— begin —

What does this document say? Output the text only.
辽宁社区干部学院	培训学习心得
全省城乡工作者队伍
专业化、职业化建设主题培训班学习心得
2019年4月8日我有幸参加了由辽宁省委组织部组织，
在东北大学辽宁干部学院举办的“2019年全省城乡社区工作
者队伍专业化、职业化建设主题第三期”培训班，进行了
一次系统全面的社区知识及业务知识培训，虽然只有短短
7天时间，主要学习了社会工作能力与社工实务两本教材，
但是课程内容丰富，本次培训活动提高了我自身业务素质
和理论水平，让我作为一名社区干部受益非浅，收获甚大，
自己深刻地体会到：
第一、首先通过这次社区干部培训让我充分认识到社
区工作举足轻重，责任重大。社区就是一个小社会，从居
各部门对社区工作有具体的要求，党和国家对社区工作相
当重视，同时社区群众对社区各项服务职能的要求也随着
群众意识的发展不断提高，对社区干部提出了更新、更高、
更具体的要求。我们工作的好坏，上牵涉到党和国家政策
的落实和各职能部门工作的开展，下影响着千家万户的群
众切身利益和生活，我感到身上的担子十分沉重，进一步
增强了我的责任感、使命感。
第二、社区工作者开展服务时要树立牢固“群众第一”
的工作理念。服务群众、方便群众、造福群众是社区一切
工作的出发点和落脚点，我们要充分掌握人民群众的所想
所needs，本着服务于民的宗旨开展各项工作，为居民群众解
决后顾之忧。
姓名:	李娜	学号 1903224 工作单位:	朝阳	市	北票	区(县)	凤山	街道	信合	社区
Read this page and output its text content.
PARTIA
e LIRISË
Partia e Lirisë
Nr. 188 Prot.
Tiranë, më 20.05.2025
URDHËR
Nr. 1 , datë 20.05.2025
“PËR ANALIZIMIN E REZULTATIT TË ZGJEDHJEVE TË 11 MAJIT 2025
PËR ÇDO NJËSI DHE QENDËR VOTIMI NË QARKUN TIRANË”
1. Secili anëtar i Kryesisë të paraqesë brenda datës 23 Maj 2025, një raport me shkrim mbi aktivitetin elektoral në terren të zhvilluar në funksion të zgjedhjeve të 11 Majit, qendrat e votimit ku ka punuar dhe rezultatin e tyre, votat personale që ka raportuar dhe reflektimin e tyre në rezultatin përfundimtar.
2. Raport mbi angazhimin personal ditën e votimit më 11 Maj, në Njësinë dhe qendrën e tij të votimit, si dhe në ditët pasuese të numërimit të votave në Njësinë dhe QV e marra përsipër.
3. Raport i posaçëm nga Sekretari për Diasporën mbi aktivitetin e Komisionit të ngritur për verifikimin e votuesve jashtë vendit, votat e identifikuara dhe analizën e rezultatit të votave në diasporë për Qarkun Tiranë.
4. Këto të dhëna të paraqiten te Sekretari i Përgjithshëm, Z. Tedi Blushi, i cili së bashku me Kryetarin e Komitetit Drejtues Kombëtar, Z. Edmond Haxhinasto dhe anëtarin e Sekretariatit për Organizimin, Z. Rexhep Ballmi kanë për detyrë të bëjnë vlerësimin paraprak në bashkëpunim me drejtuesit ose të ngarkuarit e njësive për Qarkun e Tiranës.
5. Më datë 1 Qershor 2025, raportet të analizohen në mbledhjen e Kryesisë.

— end —

## Directive
Pull every line containing the word "votave" out of the material and copy it.

## Expected answer
2. Raport mbi angazhimin personal ditën e votimit më 11 Maj, në Njësinë dhe qendrën e tij të votimit, si dhe në ditët pasuese të numërimit të votave në Njësinë dhe QV e marra përsipër.
3. Raport i posaçëm nga Sekretari për Diasporën mbi aktivitetin e Komisionit të ngritur për verifikimin e votuesve jashtë vendit, votat e identifikuara dhe analizën e rezultatit të votave në diasporë për Qarkun Tiranë.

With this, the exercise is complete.